• PROBLEM
Identify every line in the records below that contains the word "this", and copy each of those lines.

Stored records
-.-.-
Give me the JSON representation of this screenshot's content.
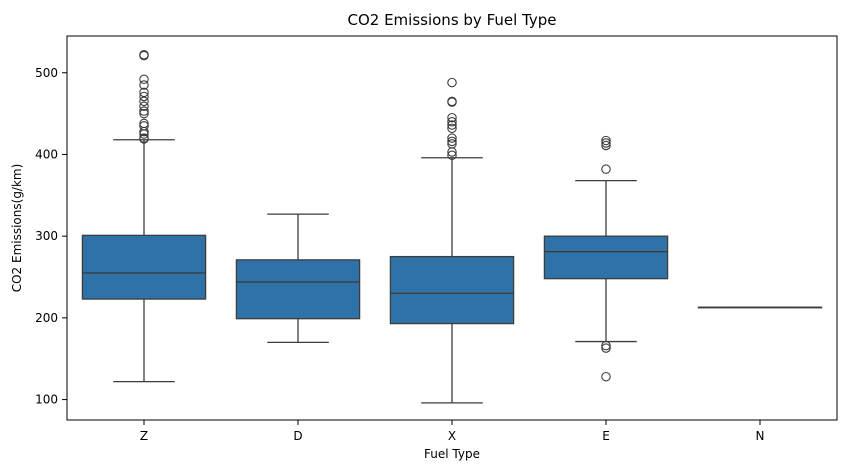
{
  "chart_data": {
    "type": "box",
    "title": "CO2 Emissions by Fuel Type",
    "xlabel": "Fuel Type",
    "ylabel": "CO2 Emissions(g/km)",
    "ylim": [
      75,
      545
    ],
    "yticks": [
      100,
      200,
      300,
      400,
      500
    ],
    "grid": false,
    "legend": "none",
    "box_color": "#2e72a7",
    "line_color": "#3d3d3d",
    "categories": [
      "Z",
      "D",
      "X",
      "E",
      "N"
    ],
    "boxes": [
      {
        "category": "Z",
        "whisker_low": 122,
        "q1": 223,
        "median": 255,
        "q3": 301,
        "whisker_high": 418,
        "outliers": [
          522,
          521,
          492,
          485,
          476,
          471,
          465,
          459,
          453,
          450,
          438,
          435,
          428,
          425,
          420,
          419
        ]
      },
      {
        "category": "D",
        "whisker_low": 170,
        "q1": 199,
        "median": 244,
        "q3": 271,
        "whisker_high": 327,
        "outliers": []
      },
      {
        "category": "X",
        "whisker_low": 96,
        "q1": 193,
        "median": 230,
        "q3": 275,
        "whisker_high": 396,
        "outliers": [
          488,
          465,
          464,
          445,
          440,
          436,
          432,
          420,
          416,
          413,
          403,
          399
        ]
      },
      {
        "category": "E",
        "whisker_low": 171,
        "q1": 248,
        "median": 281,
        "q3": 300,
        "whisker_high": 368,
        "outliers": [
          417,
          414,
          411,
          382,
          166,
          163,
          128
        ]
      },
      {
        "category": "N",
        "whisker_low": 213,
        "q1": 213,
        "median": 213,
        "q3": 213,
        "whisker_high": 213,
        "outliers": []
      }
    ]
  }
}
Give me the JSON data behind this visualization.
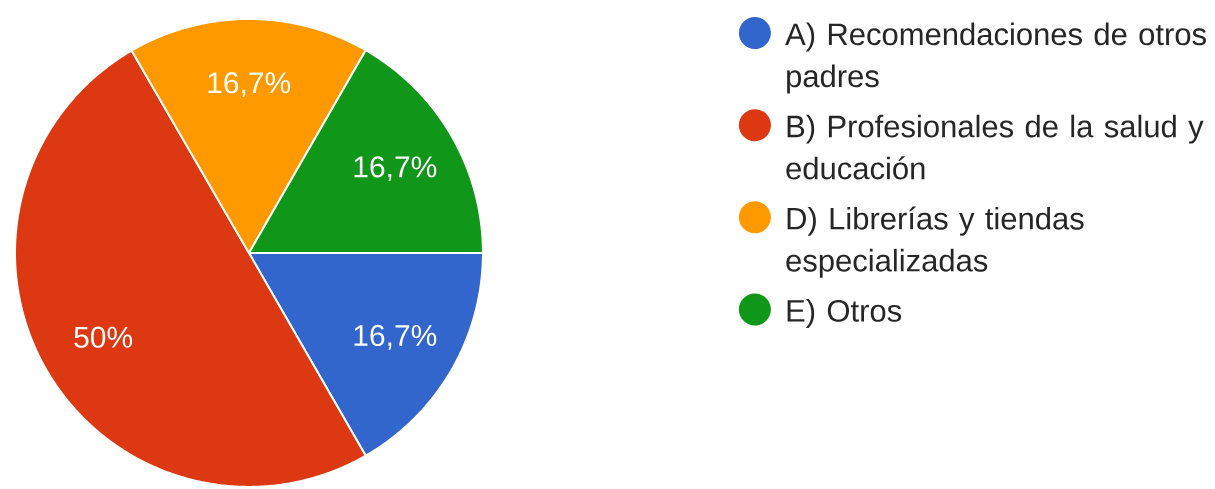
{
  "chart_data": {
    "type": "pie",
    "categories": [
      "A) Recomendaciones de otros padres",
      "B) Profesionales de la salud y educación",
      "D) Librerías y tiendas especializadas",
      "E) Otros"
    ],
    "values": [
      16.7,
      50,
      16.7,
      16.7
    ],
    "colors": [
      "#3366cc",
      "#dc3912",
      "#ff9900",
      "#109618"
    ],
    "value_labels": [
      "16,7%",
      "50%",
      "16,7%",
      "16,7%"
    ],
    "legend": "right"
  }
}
-.-.-
• RESULT OF THE EXERCISE
Give me the JSON representation of this screenshot's content.
Give me the JSON data behind this visualization.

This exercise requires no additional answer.